__YOUR TASKS__
[a] Reproduce the passage of the essay on permission starting at "My Aunt a strong, powerful" and ending at "she hide it.".
[b] Identify and copy every line of the entries below that contains the string "face".

__EXCERPT__
───

Permission: to be or not to be

Sera Lawrentz
6 min readMar 20, 2018

My Aunt a strong, powerful and driven woman, was the the matriarch of our family who reflected her essence onto me. Her life was not only her success but something that she shared with her friends and family. Her expansive personality gave me permission to be BIG, to see myself in new ways.

The year I was old enough to fly on a plane my Aunt booked me a flight to Illinois to see her. I felt incredibly important. The minute I stepped off the plane into the jet way my smile widened knowing that she was waiting for me at my terminal gate. She always dressed sharp but not stuffy. Her personality was big and rarely did she hide it.

It was never a surprise to see her chatting it up with some stranger, whom she would then introduce me to when I arrived. “This is my niece, Say,” she’d tell her new friend, “who came all by herself from Portland, Oregon.” The stranger would nod with excitement, mimicking my Aunt’s energy. And I would beam, feeling so loved and seen.

Looking back, I realize how vital my Aunt was to my upbringing. She didn’t have children of her own so my brother and I were it for her. She mirrored many things for me but one in particular stands out the most — she taught me to debate. We’d congregate in the kitchen where we’d have intense conversations about anything and everything.

I’d scooch close to the island bar while she’d peppered me with questions, drawing out my thoughts and ideas about the world and my life in general. She’d be smoking her cigarette close to the exhaust fan above the stove, with a Coors light in her hand as she fired question after question in my direction. We’d talk for hours.

It was not unusual for our conversations to get heated but that didn’t deter her from challenging my thinking. She recognized how articulate I was and she reminded me of that constantly. Unbeknownst to me she brought to light a strength that I possessed.

Who says you can shine?

There are people in our life that give us permission to shine. They can see us. They draw out our strengths and challenge our weaknesses. Intuitively they extend a vision for our lives that we may have never seen without their help. The vision they share is a form of permission to be more than what we realized we could be. They encourage us to say yes to new ways of being.

The question is: do we need others to give us permission to be more or does permission come from within? I believe the answer is two-fold. We need both.

Know Thyself

In times of uncertainty, the best thing to do is to go within for understanding. Taking the time each day to get in touch with your spirit is key to discerning the direction and shape of your journey in this life. It’s a lifelong process that must be attended to in order to tap into your deepest desires. Not only do you uncover elements of your being in new and different ways but you also learn what feels right in your being. Making daily contact with self, whether through meditation, exercise, or creative expression helps to cultivate clarity and knowing.

───

__RECORDS__

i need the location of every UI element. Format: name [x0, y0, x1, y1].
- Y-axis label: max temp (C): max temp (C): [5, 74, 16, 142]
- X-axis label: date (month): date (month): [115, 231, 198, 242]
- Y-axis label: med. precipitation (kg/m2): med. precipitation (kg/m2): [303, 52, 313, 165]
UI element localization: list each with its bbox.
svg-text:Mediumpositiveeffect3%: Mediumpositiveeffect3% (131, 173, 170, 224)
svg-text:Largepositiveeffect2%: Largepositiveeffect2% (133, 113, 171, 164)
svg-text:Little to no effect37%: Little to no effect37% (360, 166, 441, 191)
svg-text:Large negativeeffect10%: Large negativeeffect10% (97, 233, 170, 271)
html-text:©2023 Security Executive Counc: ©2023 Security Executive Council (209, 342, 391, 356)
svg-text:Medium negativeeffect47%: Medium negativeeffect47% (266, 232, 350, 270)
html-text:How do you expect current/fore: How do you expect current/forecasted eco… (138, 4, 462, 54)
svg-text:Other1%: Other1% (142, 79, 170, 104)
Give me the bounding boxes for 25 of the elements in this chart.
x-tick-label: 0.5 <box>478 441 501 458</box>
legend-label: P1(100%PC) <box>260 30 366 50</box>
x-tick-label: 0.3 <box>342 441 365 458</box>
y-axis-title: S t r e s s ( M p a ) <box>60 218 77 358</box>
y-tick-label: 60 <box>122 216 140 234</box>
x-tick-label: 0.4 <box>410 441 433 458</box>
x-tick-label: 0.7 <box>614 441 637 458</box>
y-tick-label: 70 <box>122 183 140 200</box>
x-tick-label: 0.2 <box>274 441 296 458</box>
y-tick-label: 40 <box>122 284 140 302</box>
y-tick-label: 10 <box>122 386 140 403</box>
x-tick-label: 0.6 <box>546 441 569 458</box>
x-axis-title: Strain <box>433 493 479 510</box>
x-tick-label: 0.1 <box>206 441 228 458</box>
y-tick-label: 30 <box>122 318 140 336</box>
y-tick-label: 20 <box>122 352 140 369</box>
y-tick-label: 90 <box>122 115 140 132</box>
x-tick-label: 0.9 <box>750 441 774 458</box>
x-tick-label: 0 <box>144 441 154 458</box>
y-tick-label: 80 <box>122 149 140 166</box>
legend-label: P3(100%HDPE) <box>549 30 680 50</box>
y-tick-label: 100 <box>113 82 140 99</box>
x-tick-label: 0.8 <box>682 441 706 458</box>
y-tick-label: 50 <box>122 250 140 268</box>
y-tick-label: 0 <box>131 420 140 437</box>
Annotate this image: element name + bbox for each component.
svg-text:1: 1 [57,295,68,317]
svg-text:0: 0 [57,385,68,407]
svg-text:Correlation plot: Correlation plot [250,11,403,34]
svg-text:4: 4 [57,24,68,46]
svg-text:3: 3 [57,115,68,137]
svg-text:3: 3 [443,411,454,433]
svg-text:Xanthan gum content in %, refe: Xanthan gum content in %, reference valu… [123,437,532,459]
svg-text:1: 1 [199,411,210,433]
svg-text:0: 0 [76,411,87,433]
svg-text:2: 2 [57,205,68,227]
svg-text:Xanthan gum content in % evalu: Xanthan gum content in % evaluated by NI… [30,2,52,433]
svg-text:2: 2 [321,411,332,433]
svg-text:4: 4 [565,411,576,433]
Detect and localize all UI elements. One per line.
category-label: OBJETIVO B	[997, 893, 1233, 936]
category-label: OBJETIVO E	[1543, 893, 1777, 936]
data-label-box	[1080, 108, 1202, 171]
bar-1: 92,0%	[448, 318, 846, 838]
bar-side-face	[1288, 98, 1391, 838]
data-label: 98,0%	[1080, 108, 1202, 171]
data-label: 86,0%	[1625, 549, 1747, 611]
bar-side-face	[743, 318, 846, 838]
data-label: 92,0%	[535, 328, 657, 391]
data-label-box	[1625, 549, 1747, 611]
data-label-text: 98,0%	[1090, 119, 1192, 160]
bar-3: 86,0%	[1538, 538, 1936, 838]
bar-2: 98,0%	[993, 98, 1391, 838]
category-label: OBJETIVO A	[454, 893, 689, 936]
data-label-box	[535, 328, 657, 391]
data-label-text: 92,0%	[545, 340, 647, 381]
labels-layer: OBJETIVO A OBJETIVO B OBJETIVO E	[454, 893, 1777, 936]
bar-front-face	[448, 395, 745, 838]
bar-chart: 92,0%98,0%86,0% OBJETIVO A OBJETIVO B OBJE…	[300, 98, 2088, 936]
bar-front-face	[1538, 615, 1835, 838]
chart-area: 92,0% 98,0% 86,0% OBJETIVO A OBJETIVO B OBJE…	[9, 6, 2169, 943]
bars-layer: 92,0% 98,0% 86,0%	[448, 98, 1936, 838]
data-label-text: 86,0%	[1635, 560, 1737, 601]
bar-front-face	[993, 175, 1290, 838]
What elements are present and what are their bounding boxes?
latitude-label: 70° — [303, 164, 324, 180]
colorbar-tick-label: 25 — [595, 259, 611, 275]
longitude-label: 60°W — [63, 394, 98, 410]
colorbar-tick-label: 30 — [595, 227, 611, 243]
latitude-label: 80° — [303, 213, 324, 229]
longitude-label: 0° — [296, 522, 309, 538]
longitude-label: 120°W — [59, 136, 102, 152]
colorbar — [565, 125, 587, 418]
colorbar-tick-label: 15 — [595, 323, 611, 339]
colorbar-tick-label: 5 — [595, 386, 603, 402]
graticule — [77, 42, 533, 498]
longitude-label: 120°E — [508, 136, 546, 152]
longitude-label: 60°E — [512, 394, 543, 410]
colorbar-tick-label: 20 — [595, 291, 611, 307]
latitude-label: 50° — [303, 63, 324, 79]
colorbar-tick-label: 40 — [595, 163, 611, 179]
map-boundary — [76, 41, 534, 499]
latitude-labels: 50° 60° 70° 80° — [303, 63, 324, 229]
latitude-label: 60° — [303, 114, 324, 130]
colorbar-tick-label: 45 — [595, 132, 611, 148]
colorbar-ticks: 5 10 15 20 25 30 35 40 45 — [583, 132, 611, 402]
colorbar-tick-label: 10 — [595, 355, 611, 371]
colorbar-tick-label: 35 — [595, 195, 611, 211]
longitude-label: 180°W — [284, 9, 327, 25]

───

__PER-TASK ANSWERS__
[a]
My Aunt a strong, powerful and driven woman, was the the matriarch of our family who reflected her essence onto me. Her life was not only her success but something that she shared with her friends and family. Her expansive personality gave me permission to be BIG, to see myself in new ways.

The year I was old enough to fly on a plane my Aunt booked me a flight to Illinois to see her. I felt incredibly important. The minute I stepped off the plane into the jet way my smile widened knowing that she was waiting for me at my terminal gate. She always dressed sharp but not stuffy. Her personality was big and rarely did she hide it.

[b]
bar-side-face	[1288, 98, 1391, 838]
bar-side-face	[743, 318, 846, 838]
bar-front-face	[448, 395, 745, 838]
bar-front-face	[1538, 615, 1835, 838]
bar-front-face	[993, 175, 1290, 838]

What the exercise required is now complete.